§ DESCRIPTION OF THE TASK
Copy out each line of the material below with no changes.

Dataset records
* BEGIN *
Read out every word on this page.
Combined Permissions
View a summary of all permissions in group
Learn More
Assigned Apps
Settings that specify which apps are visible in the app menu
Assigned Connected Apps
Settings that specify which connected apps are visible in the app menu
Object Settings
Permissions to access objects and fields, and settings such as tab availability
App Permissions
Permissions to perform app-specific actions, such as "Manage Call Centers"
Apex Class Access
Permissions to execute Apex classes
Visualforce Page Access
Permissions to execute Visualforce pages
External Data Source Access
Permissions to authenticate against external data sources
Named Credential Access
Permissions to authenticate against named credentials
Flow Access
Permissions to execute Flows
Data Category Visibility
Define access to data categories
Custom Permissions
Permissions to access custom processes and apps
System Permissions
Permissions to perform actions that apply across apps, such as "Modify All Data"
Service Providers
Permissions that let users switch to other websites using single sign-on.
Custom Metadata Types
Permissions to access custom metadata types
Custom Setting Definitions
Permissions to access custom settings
* END *
§ WRITTEN SOLUTION
Read out every word on this page.
Combined Permissions
View a summary of all permissions in group
Learn More
Assigned Apps
Settings that specify which apps are visible in the app menu
Assigned Connected Apps
Settings that specify which connected apps are visible in the app menu
Object Settings
Permissions to access objects and fields, and settings such as tab availability
App Permissions
Permissions to perform app-specific actions, such as "Manage Call Centers"
Apex Class Access
Permissions to execute Apex classes
Visualforce Page Access
Permissions to execute Visualforce pages
External Data Source Access
Permissions to authenticate against external data sources
Named Credential Access
Permissions to authenticate against named credentials
Flow Access
Permissions to execute Flows
Data Category Visibility
Define access to data categories
Custom Permissions
Permissions to access custom processes and apps
System Permissions
Permissions to perform actions that apply across apps, such as "Modify All Data"
Service Providers
Permissions that let users switch to other websites using single sign-on.
Custom Metadata Types
Permissions to access custom metadata types
Custom Setting Definitions
Permissions to access custom settings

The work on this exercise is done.